Requirement
Convert the lines below, from the start of the records through the line containing "field-label: ICC Profile: —", inclusive, into a JSON list of strings with one string per line and blank lines omitted.

Given records
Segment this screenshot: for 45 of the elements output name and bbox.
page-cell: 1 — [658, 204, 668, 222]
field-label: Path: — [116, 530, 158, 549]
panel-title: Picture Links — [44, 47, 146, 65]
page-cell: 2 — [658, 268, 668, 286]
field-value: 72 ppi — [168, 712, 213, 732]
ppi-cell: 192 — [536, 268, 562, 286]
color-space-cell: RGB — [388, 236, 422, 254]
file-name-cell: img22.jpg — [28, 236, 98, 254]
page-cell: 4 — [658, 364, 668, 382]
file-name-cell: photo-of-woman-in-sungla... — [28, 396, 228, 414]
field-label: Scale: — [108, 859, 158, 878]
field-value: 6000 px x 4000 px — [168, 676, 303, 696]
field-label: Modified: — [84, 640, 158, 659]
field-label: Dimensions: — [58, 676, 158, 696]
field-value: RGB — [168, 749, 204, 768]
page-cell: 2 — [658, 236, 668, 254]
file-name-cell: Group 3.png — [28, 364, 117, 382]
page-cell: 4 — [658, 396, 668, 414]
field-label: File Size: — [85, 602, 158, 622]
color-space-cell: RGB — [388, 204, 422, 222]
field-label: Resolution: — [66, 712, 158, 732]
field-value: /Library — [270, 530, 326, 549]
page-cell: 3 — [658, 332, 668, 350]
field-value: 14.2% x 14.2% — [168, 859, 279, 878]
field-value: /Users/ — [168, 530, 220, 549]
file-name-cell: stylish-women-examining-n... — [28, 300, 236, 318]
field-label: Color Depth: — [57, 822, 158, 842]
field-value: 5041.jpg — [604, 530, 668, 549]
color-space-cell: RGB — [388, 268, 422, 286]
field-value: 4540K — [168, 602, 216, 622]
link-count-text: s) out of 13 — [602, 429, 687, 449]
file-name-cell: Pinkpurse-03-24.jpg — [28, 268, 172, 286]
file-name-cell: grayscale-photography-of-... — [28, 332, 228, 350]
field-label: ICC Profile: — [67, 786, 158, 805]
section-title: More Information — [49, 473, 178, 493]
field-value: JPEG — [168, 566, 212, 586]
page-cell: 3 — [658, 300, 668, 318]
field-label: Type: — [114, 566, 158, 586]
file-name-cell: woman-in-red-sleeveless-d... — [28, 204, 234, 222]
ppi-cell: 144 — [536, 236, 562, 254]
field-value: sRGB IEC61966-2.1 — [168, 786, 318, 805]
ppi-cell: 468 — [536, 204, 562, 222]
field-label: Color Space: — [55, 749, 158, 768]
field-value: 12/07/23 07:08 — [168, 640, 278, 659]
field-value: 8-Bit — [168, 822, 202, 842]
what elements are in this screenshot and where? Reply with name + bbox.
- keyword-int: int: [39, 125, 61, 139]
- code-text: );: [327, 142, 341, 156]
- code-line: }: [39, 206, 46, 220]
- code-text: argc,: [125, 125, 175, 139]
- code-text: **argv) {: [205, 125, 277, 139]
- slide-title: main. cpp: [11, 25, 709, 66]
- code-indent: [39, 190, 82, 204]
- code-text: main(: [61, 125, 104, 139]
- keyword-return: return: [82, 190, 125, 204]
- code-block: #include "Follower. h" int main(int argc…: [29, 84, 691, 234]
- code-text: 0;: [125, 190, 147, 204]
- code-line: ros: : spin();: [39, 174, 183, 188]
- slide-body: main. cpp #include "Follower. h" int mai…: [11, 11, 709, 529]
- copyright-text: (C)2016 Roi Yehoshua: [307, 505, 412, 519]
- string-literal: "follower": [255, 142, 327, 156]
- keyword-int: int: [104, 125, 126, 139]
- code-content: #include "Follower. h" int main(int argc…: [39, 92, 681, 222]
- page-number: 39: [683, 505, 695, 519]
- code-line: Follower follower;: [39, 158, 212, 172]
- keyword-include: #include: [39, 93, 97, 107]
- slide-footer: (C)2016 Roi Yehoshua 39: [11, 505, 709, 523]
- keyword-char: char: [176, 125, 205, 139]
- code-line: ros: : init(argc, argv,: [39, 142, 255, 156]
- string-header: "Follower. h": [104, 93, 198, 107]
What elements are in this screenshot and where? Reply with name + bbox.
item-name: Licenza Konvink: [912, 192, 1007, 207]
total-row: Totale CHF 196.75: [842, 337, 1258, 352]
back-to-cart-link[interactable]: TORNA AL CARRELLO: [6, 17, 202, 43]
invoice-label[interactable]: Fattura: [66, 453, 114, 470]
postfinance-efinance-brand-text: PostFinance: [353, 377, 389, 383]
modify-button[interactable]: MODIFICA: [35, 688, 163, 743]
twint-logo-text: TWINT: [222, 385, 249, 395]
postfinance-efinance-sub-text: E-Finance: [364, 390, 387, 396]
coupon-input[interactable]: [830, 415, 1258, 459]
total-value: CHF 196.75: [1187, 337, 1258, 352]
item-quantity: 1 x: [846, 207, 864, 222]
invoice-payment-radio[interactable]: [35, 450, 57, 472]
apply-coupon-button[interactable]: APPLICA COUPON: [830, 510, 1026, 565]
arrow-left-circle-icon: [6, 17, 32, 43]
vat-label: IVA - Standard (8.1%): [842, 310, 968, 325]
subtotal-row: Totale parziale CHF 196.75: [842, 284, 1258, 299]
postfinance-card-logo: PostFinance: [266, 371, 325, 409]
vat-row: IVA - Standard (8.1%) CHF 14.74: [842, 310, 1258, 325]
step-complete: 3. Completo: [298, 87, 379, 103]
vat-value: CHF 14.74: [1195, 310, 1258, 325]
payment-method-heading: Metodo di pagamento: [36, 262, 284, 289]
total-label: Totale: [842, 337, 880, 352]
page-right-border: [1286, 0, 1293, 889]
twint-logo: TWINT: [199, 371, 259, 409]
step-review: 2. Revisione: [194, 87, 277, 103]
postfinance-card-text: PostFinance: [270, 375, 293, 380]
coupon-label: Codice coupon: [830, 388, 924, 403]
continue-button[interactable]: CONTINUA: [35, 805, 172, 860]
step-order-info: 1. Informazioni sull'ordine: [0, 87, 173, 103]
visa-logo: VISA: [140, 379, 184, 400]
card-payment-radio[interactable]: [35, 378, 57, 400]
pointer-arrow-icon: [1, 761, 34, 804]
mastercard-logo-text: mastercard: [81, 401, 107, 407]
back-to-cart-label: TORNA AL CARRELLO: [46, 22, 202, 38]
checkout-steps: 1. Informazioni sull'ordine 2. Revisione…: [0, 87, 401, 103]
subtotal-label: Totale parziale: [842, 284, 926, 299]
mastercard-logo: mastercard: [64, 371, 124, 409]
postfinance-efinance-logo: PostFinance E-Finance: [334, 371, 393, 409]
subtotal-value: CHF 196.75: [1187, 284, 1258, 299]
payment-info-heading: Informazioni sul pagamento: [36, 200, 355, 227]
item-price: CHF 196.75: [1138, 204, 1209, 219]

Solution to this task
[
  "Segment this screenshot: for 45 of the elements output name and bbox.",
  "page-cell: 1 — [658, 204, 668, 222]",
  "field-label: Path: — [116, 530, 158, 549]",
  "panel-title: Picture Links — [44, 47, 146, 65]",
  "page-cell: 2 — [658, 268, 668, 286]",
  "field-value: 72 ppi — [168, 712, 213, 732]",
  "ppi-cell: 192 — [536, 268, 562, 286]",
  "color-space-cell: RGB — [388, 236, 422, 254]",
  "file-name-cell: img22.jpg — [28, 236, 98, 254]",
  "page-cell: 4 — [658, 364, 668, 382]",
  "file-name-cell: photo-of-woman-in-sungla... — [28, 396, 228, 414]",
  "field-label: Scale: — [108, 859, 158, 878]",
  "field-value: 6000 px x 4000 px — [168, 676, 303, 696]",
  "field-label: Modified: — [84, 640, 158, 659]",
  "field-label: Dimensions: — [58, 676, 158, 696]",
  "field-value: RGB — [168, 749, 204, 768]",
  "page-cell: 2 — [658, 236, 668, 254]",
  "file-name-cell: Group 3.png — [28, 364, 117, 382]",
  "page-cell: 4 — [658, 396, 668, 414]",
  "field-label: File Size: — [85, 602, 158, 622]",
  "color-space-cell: RGB — [388, 204, 422, 222]",
  "field-label: Resolution: — [66, 712, 158, 732]",
  "field-value: /Library — [270, 530, 326, 549]",
  "page-cell: 3 — [658, 332, 668, 350]",
  "field-value: 14.2% x 14.2% — [168, 859, 279, 878]",
  "field-value: /Users/ — [168, 530, 220, 549]",
  "file-name-cell: stylish-women-examining-n... — [28, 300, 236, 318]",
  "field-label: Color Depth: — [57, 822, 158, 842]",
  "field-value: 5041.jpg — [604, 530, 668, 549]",
  "color-space-cell: RGB — [388, 268, 422, 286]",
  "field-value: 4540K — [168, 602, 216, 622]",
  "link-count-text: s) out of 13 — [602, 429, 687, 449]",
  "file-name-cell: Pinkpurse-03-24.jpg — [28, 268, 172, 286]",
  "file-name-cell: grayscale-photography-of-... — [28, 332, 228, 350]",
  "field-label: ICC Profile: — [67, 786, 158, 805]"
]